[begin RAW RECORDS]

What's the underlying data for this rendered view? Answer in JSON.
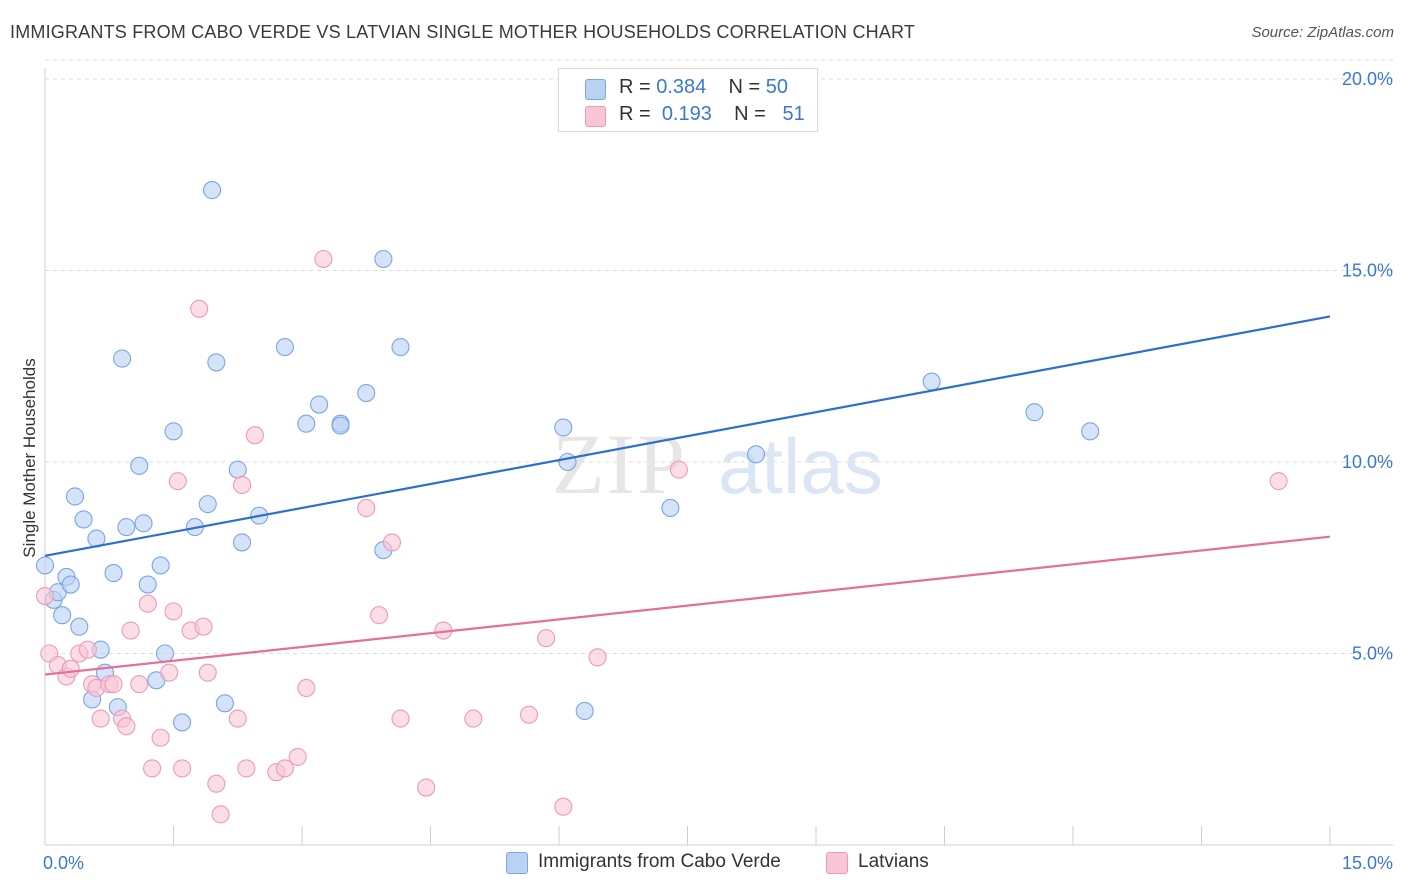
{
  "title": "IMMIGRANTS FROM CABO VERDE VS LATVIAN SINGLE MOTHER HOUSEHOLDS CORRELATION CHART",
  "source": "Source: ZipAtlas.com",
  "watermark": {
    "part1": "ZIP",
    "part2": "atlas"
  },
  "legend": {
    "rows": [
      {
        "r_label": "R =",
        "r_value": "0.384",
        "n_label": "N =",
        "n_value": "50"
      },
      {
        "r_label": "R =",
        "r_value": "0.193",
        "n_label": "N =",
        "n_value": "51"
      }
    ]
  },
  "bottom_legend": {
    "series1": "Immigrants from Cabo Verde",
    "series2": "Latvians"
  },
  "colors": {
    "blue_fill": "#b9d1f3",
    "blue_stroke": "#7aa6e2",
    "blue_line": "#2d6fcc",
    "pink_fill": "#f9c6d6",
    "pink_stroke": "#ee9ab7",
    "pink_line": "#e56e9b",
    "tick_label": "#3b78d0",
    "grid": "#dcdcdc"
  },
  "chart_data": {
    "type": "scatter",
    "title": "IMMIGRANTS FROM CABO VERDE VS LATVIAN SINGLE MOTHER HOUSEHOLDS CORRELATION CHART",
    "xlabel": "",
    "ylabel": "Single Mother Households",
    "xlim": [
      0,
      15
    ],
    "ylim": [
      0,
      20.5
    ],
    "x_tick_labels": [
      "0.0%",
      "15.0%"
    ],
    "y_ticks": [
      5,
      10,
      15,
      20
    ],
    "y_tick_labels": [
      "5.0%",
      "10.0%",
      "15.0%",
      "20.0%"
    ],
    "grid": true,
    "legend_position": "top-center",
    "series": [
      {
        "name": "Immigrants from Cabo Verde",
        "color": "#b9d1f3",
        "trend": {
          "x": [
            0,
            15
          ],
          "y": [
            7.55,
            13.8
          ]
        },
        "points": [
          [
            0.0,
            7.3
          ],
          [
            0.1,
            6.4
          ],
          [
            0.15,
            6.6
          ],
          [
            0.2,
            6.0
          ],
          [
            0.25,
            7.0
          ],
          [
            0.3,
            6.8
          ],
          [
            0.35,
            9.1
          ],
          [
            0.4,
            5.7
          ],
          [
            0.45,
            8.5
          ],
          [
            0.55,
            3.8
          ],
          [
            0.6,
            8.0
          ],
          [
            0.65,
            5.1
          ],
          [
            0.7,
            4.5
          ],
          [
            0.8,
            7.1
          ],
          [
            0.85,
            3.6
          ],
          [
            0.9,
            12.7
          ],
          [
            0.95,
            8.3
          ],
          [
            1.1,
            9.9
          ],
          [
            1.15,
            8.4
          ],
          [
            1.2,
            6.8
          ],
          [
            1.3,
            4.3
          ],
          [
            1.35,
            7.3
          ],
          [
            1.4,
            5.0
          ],
          [
            1.5,
            10.8
          ],
          [
            1.6,
            3.2
          ],
          [
            1.75,
            8.3
          ],
          [
            1.9,
            8.9
          ],
          [
            1.95,
            17.1
          ],
          [
            2.0,
            12.6
          ],
          [
            2.1,
            3.7
          ],
          [
            2.25,
            9.8
          ],
          [
            2.3,
            7.9
          ],
          [
            2.5,
            8.6
          ],
          [
            2.8,
            13.0
          ],
          [
            3.05,
            11.0
          ],
          [
            3.2,
            11.5
          ],
          [
            3.45,
            11.0
          ],
          [
            3.45,
            10.95
          ],
          [
            3.75,
            11.8
          ],
          [
            3.95,
            15.3
          ],
          [
            3.95,
            7.7
          ],
          [
            4.15,
            13.0
          ],
          [
            6.05,
            10.9
          ],
          [
            6.1,
            10.0
          ],
          [
            6.3,
            3.5
          ],
          [
            7.3,
            8.8
          ],
          [
            8.3,
            10.2
          ],
          [
            10.35,
            12.1
          ],
          [
            11.55,
            11.3
          ],
          [
            12.2,
            10.8
          ]
        ]
      },
      {
        "name": "Latvians",
        "color": "#f9c6d6",
        "trend": {
          "x": [
            0,
            15
          ],
          "y": [
            4.45,
            8.05
          ]
        },
        "points": [
          [
            0.0,
            6.5
          ],
          [
            0.05,
            5.0
          ],
          [
            0.15,
            4.7
          ],
          [
            0.25,
            4.4
          ],
          [
            0.3,
            4.6
          ],
          [
            0.4,
            5.0
          ],
          [
            0.5,
            5.1
          ],
          [
            0.55,
            4.2
          ],
          [
            0.6,
            4.1
          ],
          [
            0.65,
            3.3
          ],
          [
            0.75,
            4.2
          ],
          [
            0.8,
            4.2
          ],
          [
            0.9,
            3.3
          ],
          [
            0.95,
            3.1
          ],
          [
            1.0,
            5.6
          ],
          [
            1.1,
            4.2
          ],
          [
            1.2,
            6.3
          ],
          [
            1.25,
            2.0
          ],
          [
            1.35,
            2.8
          ],
          [
            1.45,
            4.5
          ],
          [
            1.5,
            6.1
          ],
          [
            1.55,
            9.5
          ],
          [
            1.6,
            2.0
          ],
          [
            1.7,
            5.6
          ],
          [
            1.8,
            14.0
          ],
          [
            1.85,
            5.7
          ],
          [
            1.9,
            4.5
          ],
          [
            2.0,
            1.6
          ],
          [
            2.05,
            0.8
          ],
          [
            2.25,
            3.3
          ],
          [
            2.3,
            9.4
          ],
          [
            2.35,
            2.0
          ],
          [
            2.45,
            10.7
          ],
          [
            2.7,
            1.9
          ],
          [
            2.8,
            2.0
          ],
          [
            2.95,
            2.3
          ],
          [
            3.05,
            4.1
          ],
          [
            3.25,
            15.3
          ],
          [
            3.75,
            8.8
          ],
          [
            3.9,
            6.0
          ],
          [
            4.05,
            7.9
          ],
          [
            4.15,
            3.3
          ],
          [
            4.45,
            1.5
          ],
          [
            4.65,
            5.6
          ],
          [
            5.0,
            3.3
          ],
          [
            5.65,
            3.4
          ],
          [
            5.85,
            5.4
          ],
          [
            6.05,
            1.0
          ],
          [
            6.45,
            4.9
          ],
          [
            7.4,
            9.8
          ],
          [
            14.4,
            9.5
          ]
        ]
      }
    ]
  },
  "bottom_x_tick_left": "0.0%",
  "bottom_x_tick_right": "15.0%"
}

[end RAW RECORDS]

Some lines of the records may hold the word "title". How many do? Answer with a number and nothing else.

2